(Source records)

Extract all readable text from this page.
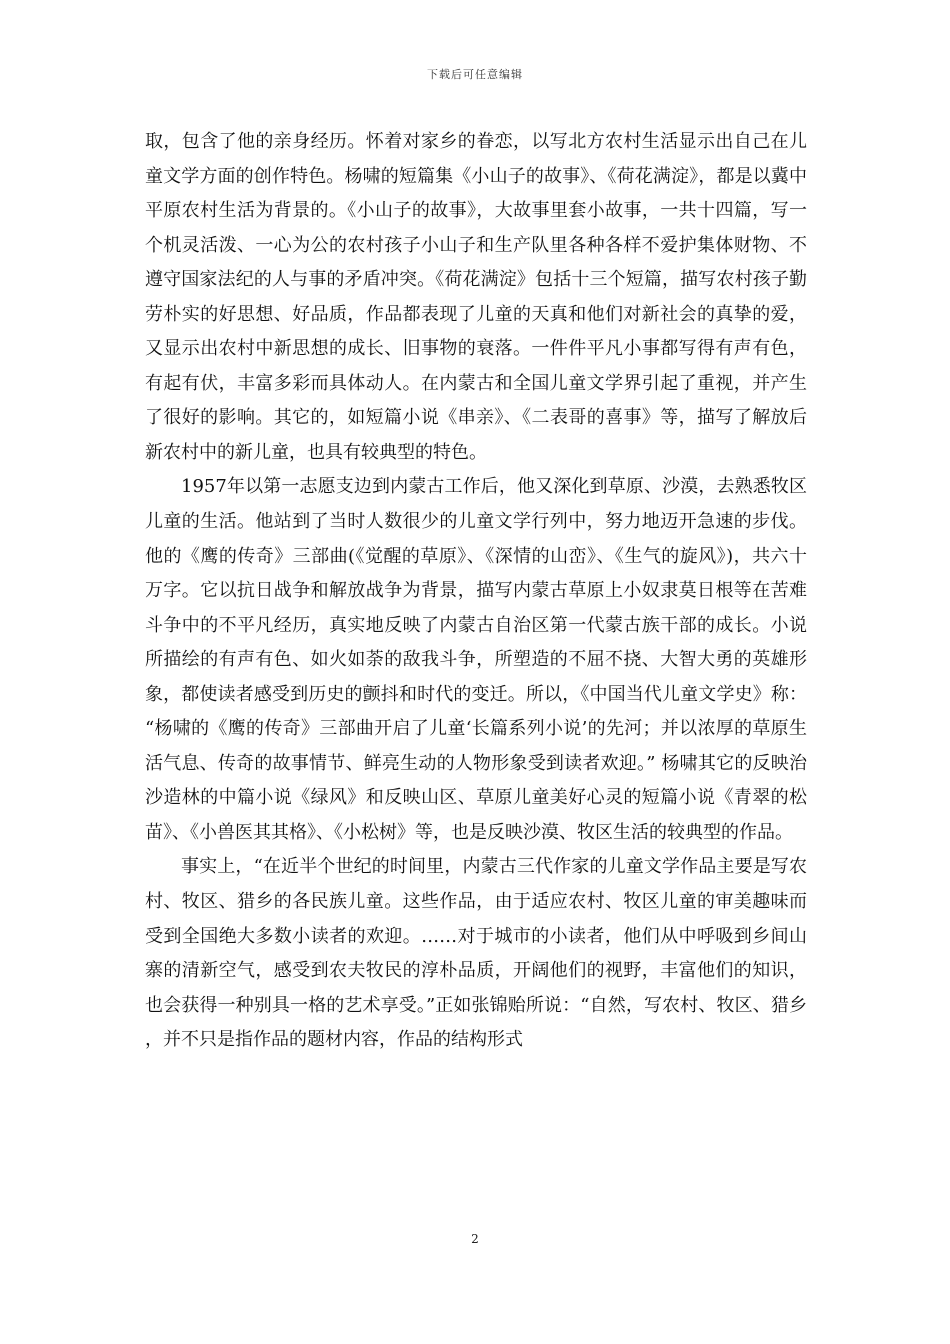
下载后可任意编辑

取，包含了他的亲身经历。怀着对家乡的眷恋，以写北方农村生活显示出自己在儿童文学方面的创作特色。杨啸的短篇集《小山子的故事》、《荷花满淀》，都是以冀中平原农村生活为背景的。《小山子的故事》，大故事里套小故事，一共十四篇，写一个机灵活泼、一心为公的农村孩子小山子和生产队里各种各样不爱护集体财物、不遵守国家法纪的人与事的矛盾冲突。《荷花满淀》包括十三个短篇，描写农村孩子勤劳朴实的好思想、好品质，作品都表现了儿童的天真和他们对新社会的真挚的爱，又显示出农村中新思想的成长、旧事物的衰落。一件件平凡小事都写得有声有色，有起有伏，丰富多彩而具体动人。在内蒙古和全国儿童文学界引起了重视，并产生了很好的影响。其它的，如短篇小说《串亲》、《二表哥的喜事》等，描写了解放后新农村中的新儿童，也具有较典型的特色。

1957年以第一志愿支边到内蒙古工作后，他又深化到草原、沙漠，去熟悉牧区儿童的生活。他站到了当时人数很少的儿童文学行列中，努力地迈开急速的步伐。他的《鹰的传奇》三部曲(《觉醒的草原》、《深情的山峦》、《生气的旋风》)，共六十万字。它以抗日战争和解放战争为背景，描写内蒙古草原上小奴隶莫日根等在苦难斗争中的不平凡经历，真实地反映了内蒙古自治区第一代蒙古族干部的成长。小说所描绘的有声有色、如火如荼的敌我斗争，所塑造的不屈不挠、大智大勇的英雄形象，都使读者感受到历史的颤抖和时代的变迁。所以，《中国当代儿童文学史》称：“杨啸的《鹰的传奇》三部曲开启了儿童‘长篇系列小说’的先河；并以浓厚的草原生活气息、传奇的故事情节、鲜亮生动的人物形象受到读者欢迎。” 杨啸其它的反映治沙造林的中篇小说《绿风》和反映山区、草原儿童美好心灵的短篇小说《青翠的松苗》、《小兽医其其格》、《小松树》等，也是反映沙漠、牧区生活的较典型的作品。

事实上，“在近半个世纪的时间里，内蒙古三代作家的儿童文学作品主要是写农村、牧区、猎乡的各民族儿童。这些作品，由于适应农村、牧区儿童的审美趣味而受到全国绝大多数小读者的欢迎。……对于城市的小读者，他们从中呼吸到乡间山寨的清新空气，感受到农夫牧民的淳朴品质，开阔他们的视野，丰富他们的知识，也会获得一种别具一格的艺术享受。”正如张锦贻所说：“自然，写农村、牧区、猎乡，并不只是指作品的题材内容，作品的结构形式

2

• _Goal_
All of the entries above should be duplicated exactly, except for the pictures.

• _Final result_
Extract all readable text from this page.
下载后可任意编辑

取，包含了他的亲身经历。怀着对家乡的眷恋，以写北方农村生活显示出自己在儿童文学方面的创作特色。杨啸的短篇集《小山子的故事》、《荷花满淀》，都是以冀中平原农村生活为背景的。《小山子的故事》，大故事里套小故事，一共十四篇，写一个机灵活泼、一心为公的农村孩子小山子和生产队里各种各样不爱护集体财物、不遵守国家法纪的人与事的矛盾冲突。《荷花满淀》包括十三个短篇，描写农村孩子勤劳朴实的好思想、好品质，作品都表现了儿童的天真和他们对新社会的真挚的爱，又显示出农村中新思想的成长、旧事物的衰落。一件件平凡小事都写得有声有色，有起有伏，丰富多彩而具体动人。在内蒙古和全国儿童文学界引起了重视，并产生了很好的影响。其它的，如短篇小说《串亲》、《二表哥的喜事》等，描写了解放后新农村中的新儿童，也具有较典型的特色。

1957年以第一志愿支边到内蒙古工作后，他又深化到草原、沙漠，去熟悉牧区儿童的生活。他站到了当时人数很少的儿童文学行列中，努力地迈开急速的步伐。他的《鹰的传奇》三部曲(《觉醒的草原》、《深情的山峦》、《生气的旋风》)，共六十万字。它以抗日战争和解放战争为背景，描写内蒙古草原上小奴隶莫日根等在苦难斗争中的不平凡经历，真实地反映了内蒙古自治区第一代蒙古族干部的成长。小说所描绘的有声有色、如火如荼的敌我斗争，所塑造的不屈不挠、大智大勇的英雄形象，都使读者感受到历史的颤抖和时代的变迁。所以，《中国当代儿童文学史》称：“杨啸的《鹰的传奇》三部曲开启了儿童‘长篇系列小说’的先河；并以浓厚的草原生活气息、传奇的故事情节、鲜亮生动的人物形象受到读者欢迎。” 杨啸其它的反映治沙造林的中篇小说《绿风》和反映山区、草原儿童美好心灵的短篇小说《青翠的松苗》、《小兽医其其格》、《小松树》等，也是反映沙漠、牧区生活的较典型的作品。

事实上，“在近半个世纪的时间里，内蒙古三代作家的儿童文学作品主要是写农村、牧区、猎乡的各民族儿童。这些作品，由于适应农村、牧区儿童的审美趣味而受到全国绝大多数小读者的欢迎。……对于城市的小读者，他们从中呼吸到乡间山寨的清新空气，感受到农夫牧民的淳朴品质，开阔他们的视野，丰富他们的知识，也会获得一种别具一格的艺术享受。”正如张锦贻所说：“自然，写农村、牧区、猎乡，并不只是指作品的题材内容，作品的结构形式

2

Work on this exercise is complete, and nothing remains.